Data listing

- - -

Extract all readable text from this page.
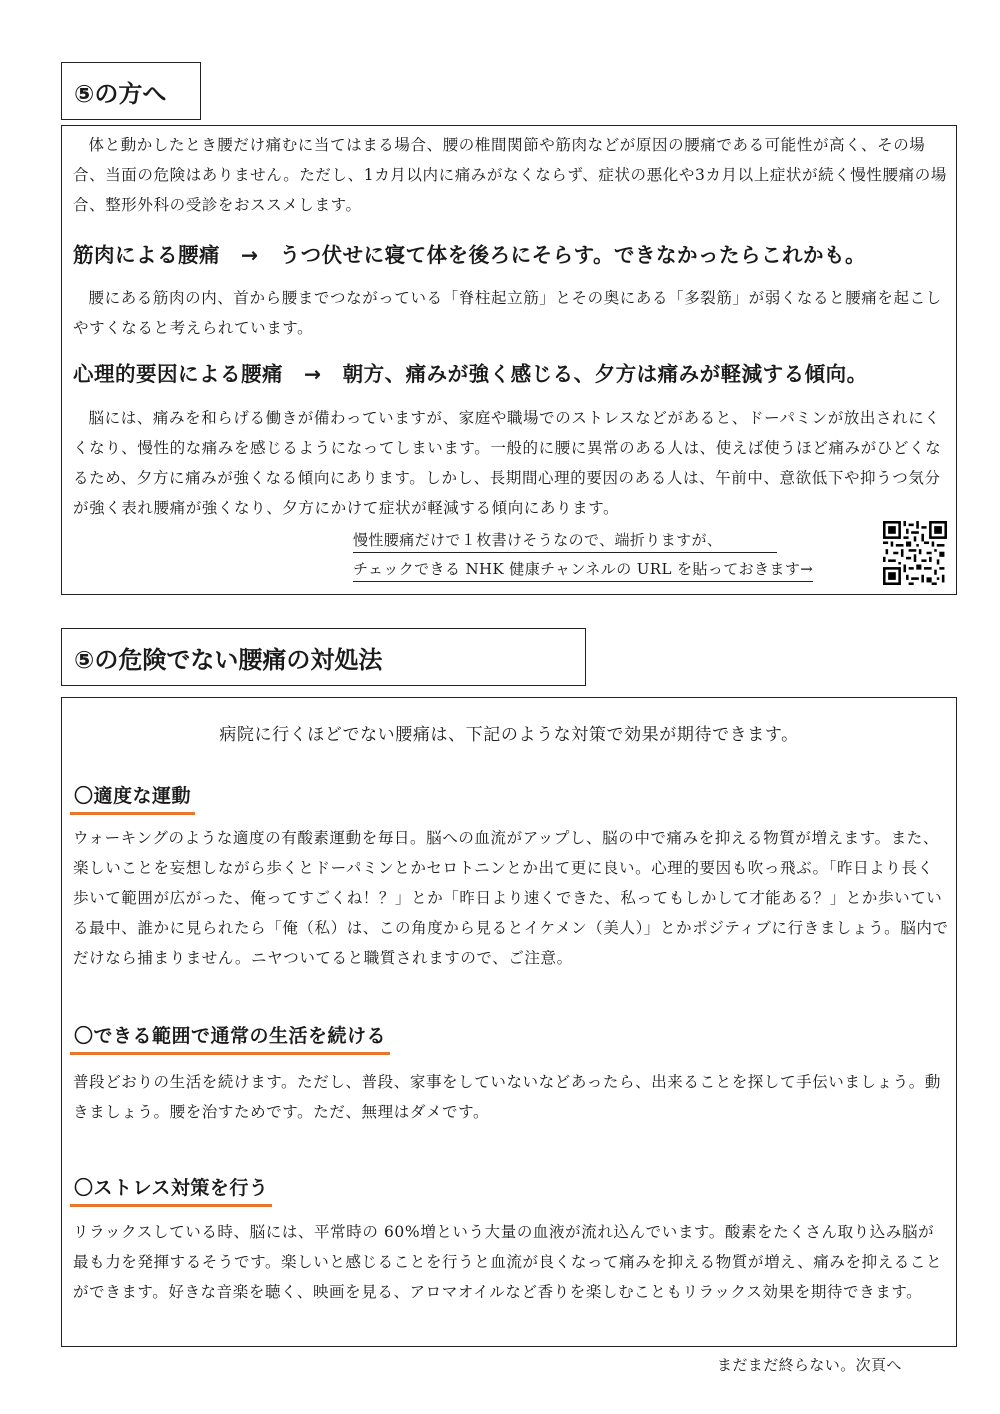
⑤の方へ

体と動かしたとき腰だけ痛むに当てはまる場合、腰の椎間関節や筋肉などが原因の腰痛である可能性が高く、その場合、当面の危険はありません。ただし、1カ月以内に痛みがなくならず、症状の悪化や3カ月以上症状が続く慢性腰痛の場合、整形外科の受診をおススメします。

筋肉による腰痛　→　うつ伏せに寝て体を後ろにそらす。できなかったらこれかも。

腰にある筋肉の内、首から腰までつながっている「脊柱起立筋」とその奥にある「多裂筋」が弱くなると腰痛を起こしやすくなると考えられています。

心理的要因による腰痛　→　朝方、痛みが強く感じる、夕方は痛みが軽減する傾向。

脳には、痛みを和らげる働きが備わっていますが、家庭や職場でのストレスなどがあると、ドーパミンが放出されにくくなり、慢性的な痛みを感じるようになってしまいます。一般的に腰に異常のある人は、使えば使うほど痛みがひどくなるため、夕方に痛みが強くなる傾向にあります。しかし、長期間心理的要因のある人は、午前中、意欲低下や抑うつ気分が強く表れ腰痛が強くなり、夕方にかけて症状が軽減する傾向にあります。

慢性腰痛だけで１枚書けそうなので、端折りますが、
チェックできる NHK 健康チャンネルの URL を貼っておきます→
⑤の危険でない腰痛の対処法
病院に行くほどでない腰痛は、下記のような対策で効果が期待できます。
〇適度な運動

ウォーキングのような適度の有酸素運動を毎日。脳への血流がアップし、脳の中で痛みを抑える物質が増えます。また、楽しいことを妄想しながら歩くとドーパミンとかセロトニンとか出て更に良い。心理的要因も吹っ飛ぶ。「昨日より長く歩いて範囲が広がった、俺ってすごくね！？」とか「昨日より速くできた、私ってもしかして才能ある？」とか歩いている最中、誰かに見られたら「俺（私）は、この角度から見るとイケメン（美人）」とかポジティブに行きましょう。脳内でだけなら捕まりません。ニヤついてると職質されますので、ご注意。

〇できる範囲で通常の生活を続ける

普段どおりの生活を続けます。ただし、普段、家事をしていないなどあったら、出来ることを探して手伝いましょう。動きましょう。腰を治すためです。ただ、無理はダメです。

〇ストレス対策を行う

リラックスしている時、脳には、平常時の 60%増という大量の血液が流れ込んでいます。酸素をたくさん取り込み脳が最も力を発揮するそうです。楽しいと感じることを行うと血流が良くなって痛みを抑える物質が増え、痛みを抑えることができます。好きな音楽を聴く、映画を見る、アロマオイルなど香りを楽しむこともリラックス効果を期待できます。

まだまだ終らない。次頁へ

- - -

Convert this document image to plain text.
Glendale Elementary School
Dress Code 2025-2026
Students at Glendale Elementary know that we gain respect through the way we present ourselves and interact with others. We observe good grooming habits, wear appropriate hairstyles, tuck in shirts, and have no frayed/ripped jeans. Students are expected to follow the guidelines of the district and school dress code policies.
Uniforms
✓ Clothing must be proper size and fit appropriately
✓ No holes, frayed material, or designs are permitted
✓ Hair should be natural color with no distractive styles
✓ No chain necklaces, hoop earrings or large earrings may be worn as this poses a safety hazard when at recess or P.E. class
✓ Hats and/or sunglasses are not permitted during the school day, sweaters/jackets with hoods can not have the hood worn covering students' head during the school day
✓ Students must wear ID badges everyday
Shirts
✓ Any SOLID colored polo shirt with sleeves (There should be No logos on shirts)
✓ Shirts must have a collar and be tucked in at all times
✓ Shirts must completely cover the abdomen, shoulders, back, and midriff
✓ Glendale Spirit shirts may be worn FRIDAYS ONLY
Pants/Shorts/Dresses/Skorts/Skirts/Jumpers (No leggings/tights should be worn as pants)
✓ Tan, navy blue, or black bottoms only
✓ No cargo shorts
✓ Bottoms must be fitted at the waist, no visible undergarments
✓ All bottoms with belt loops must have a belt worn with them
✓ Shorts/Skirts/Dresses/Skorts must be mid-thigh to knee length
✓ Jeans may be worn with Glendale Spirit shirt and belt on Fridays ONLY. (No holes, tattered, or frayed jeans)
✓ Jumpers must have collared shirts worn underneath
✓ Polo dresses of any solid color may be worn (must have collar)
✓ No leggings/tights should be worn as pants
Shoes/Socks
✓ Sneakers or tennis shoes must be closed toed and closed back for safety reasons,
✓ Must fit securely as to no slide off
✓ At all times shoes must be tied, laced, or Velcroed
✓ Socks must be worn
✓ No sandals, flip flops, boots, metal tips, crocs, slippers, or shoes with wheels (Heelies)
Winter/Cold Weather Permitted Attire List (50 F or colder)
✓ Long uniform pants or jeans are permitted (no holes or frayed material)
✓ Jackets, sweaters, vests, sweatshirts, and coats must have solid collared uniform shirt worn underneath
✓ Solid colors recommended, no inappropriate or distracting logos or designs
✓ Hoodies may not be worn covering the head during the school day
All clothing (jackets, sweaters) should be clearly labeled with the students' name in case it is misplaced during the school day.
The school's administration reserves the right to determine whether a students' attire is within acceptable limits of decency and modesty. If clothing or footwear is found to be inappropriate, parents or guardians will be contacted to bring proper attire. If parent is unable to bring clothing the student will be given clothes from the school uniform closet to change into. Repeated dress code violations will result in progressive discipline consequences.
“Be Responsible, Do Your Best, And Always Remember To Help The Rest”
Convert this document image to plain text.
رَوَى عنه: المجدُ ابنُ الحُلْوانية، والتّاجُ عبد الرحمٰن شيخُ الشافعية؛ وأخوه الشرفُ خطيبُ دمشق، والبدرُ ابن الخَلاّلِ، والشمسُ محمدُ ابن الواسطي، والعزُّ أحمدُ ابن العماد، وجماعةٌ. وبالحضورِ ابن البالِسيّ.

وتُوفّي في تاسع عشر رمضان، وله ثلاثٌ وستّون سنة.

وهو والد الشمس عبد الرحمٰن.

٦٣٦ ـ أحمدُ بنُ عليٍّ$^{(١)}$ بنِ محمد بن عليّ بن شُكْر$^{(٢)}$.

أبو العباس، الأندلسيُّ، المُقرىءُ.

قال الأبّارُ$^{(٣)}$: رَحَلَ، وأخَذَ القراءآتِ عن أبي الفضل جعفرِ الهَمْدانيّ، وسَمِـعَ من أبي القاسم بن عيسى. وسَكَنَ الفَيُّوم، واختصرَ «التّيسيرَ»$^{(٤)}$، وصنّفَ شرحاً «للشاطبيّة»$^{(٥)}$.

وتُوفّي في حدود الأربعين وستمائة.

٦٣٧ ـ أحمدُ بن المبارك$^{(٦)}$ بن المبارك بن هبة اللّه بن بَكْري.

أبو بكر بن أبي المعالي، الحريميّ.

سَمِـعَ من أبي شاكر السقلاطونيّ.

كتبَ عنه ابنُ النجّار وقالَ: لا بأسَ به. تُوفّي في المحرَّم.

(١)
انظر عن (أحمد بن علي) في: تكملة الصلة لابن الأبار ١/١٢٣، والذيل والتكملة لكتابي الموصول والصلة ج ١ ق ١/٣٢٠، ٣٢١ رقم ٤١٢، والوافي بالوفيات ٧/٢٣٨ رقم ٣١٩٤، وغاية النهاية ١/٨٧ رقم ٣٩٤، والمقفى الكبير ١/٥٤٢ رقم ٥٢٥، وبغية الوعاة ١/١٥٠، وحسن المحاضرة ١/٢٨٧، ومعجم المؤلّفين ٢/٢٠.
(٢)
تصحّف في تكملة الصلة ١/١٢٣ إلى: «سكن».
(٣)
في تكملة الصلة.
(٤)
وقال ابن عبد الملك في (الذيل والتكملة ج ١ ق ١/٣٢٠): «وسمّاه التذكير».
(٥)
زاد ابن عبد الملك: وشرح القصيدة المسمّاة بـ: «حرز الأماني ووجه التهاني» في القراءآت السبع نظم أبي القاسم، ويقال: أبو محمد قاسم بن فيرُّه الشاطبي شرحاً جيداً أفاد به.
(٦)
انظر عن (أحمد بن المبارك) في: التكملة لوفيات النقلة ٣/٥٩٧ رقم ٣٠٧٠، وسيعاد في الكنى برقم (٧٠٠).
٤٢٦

- - -

● WHAT IS EXPECTED
Your answer should be only the number of lines that hold the word "underneath".

● OUTPUT OF THE TASK
2